▶ Task to carry out
Copy every line of the data that contains the string "minmax".

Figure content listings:
________________

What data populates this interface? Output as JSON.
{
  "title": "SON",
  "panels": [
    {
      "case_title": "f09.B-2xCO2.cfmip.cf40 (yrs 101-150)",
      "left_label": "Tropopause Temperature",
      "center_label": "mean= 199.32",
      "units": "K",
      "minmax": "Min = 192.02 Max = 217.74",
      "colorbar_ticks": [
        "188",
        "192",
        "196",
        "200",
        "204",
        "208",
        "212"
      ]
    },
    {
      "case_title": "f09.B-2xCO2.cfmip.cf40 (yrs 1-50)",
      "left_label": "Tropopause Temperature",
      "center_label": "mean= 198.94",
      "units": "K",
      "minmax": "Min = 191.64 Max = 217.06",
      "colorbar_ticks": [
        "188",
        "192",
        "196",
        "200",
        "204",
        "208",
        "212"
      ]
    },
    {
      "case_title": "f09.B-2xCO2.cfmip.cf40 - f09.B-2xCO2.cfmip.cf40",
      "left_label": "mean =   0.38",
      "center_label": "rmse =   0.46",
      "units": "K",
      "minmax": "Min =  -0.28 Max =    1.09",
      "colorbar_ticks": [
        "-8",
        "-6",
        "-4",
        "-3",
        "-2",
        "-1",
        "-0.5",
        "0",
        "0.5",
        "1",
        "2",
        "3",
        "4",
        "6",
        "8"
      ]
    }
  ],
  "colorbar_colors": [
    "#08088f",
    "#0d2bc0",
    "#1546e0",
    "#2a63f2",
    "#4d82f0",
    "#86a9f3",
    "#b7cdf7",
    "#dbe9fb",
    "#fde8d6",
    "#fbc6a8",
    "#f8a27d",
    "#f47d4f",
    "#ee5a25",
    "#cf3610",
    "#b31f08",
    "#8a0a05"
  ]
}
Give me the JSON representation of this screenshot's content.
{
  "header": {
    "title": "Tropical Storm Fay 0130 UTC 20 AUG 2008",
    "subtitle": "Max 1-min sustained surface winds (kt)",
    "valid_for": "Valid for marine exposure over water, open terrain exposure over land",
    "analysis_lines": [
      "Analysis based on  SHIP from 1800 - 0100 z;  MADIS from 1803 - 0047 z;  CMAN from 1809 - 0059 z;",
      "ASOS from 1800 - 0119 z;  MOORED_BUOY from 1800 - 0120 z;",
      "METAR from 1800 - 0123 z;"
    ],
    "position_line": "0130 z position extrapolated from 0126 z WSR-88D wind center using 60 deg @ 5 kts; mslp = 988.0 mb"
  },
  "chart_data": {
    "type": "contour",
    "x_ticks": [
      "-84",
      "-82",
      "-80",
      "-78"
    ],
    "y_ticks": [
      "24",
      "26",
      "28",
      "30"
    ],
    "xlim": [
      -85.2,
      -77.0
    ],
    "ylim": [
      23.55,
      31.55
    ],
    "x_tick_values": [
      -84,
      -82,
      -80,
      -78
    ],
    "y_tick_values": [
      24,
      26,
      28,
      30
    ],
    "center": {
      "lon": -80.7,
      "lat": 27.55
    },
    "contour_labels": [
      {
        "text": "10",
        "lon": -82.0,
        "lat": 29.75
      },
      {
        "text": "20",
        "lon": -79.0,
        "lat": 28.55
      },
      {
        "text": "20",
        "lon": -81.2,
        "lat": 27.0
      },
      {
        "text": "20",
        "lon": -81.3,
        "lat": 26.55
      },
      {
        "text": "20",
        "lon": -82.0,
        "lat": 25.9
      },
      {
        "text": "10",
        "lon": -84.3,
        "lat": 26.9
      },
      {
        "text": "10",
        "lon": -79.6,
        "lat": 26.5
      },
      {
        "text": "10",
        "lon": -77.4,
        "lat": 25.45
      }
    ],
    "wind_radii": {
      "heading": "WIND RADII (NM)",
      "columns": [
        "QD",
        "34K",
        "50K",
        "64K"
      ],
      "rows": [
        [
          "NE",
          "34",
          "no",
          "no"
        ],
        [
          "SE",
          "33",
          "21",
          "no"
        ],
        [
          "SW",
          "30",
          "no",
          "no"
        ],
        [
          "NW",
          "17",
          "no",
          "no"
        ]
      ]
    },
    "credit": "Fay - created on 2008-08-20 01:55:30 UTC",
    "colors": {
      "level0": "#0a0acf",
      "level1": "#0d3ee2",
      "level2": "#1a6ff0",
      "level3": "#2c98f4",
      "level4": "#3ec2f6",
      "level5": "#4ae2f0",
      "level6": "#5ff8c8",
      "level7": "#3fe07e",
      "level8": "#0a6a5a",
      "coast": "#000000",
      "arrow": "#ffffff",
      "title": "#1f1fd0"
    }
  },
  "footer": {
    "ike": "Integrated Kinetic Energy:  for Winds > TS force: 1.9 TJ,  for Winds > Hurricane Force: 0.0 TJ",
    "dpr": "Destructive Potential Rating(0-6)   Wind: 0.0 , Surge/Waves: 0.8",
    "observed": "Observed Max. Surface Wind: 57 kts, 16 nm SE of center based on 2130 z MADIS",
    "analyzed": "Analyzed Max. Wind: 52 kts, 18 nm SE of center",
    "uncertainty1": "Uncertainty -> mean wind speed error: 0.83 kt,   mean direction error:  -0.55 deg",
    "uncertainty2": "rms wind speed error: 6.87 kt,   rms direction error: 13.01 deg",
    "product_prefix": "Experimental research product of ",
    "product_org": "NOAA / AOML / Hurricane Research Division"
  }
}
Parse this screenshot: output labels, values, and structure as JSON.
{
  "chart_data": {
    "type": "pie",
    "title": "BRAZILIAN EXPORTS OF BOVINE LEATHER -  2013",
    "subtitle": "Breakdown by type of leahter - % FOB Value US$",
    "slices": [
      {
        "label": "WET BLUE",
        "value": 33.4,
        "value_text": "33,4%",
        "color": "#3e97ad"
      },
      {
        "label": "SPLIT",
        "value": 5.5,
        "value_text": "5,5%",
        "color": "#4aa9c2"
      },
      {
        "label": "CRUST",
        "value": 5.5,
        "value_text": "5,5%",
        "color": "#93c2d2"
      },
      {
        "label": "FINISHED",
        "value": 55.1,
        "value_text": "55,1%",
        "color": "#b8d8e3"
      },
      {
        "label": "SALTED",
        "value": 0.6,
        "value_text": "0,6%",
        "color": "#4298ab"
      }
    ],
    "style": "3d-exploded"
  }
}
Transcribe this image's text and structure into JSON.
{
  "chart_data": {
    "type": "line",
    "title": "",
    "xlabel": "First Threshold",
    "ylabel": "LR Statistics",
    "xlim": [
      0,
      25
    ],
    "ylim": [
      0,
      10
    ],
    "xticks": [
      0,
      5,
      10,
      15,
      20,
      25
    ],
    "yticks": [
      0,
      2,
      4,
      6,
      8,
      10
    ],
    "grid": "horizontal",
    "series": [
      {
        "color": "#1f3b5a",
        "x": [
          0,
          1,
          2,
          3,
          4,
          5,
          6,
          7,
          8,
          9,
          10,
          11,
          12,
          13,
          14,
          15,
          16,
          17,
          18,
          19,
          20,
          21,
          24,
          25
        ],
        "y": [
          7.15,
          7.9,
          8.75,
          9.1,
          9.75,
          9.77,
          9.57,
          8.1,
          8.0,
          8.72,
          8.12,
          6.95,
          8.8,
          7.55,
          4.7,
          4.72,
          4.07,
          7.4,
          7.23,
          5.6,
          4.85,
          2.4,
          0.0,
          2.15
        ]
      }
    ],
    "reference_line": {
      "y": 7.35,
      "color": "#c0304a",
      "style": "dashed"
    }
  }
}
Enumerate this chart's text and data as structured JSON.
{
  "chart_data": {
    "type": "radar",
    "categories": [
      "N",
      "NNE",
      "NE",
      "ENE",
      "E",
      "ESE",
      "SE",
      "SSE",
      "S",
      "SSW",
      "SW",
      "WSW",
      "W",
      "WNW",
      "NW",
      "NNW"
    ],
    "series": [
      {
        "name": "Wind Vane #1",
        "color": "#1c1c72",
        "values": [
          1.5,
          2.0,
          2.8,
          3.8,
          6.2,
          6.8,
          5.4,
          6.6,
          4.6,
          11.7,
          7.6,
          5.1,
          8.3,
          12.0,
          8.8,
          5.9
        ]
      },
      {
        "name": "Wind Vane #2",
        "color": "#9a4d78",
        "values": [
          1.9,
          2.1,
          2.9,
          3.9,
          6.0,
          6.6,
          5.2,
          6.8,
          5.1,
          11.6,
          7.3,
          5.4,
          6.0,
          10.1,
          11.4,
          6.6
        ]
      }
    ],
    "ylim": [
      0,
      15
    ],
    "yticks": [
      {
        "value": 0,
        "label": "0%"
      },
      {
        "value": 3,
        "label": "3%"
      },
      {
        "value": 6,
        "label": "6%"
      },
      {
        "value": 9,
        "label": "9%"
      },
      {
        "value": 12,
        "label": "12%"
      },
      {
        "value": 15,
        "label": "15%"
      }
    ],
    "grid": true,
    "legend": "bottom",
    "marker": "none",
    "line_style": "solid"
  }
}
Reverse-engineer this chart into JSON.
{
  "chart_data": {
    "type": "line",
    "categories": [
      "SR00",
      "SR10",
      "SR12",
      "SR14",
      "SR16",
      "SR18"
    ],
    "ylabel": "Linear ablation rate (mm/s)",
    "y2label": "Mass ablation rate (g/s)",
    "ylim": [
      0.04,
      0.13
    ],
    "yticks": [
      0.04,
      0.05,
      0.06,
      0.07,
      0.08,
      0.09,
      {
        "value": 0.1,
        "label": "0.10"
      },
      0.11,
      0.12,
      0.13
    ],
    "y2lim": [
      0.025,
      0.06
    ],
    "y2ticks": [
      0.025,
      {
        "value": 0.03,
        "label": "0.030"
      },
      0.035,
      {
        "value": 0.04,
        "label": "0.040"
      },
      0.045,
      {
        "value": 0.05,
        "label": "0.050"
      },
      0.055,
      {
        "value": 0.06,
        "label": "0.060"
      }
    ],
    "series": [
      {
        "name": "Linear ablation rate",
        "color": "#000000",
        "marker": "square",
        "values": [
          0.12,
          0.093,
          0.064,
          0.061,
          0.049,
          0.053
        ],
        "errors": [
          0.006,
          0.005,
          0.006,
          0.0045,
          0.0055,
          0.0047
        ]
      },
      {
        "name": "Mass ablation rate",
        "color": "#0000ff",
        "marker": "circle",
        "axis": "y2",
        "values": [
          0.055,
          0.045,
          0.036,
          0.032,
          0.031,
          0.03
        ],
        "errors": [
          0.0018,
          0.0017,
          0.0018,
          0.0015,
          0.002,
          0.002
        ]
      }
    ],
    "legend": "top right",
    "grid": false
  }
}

________________

▶ Task output
      "minmax": "Min = 192.02 Max = 217.74",
      "minmax": "Min = 191.64 Max = 217.06",
      "minmax": "Min =  -0.28 Max =    1.09",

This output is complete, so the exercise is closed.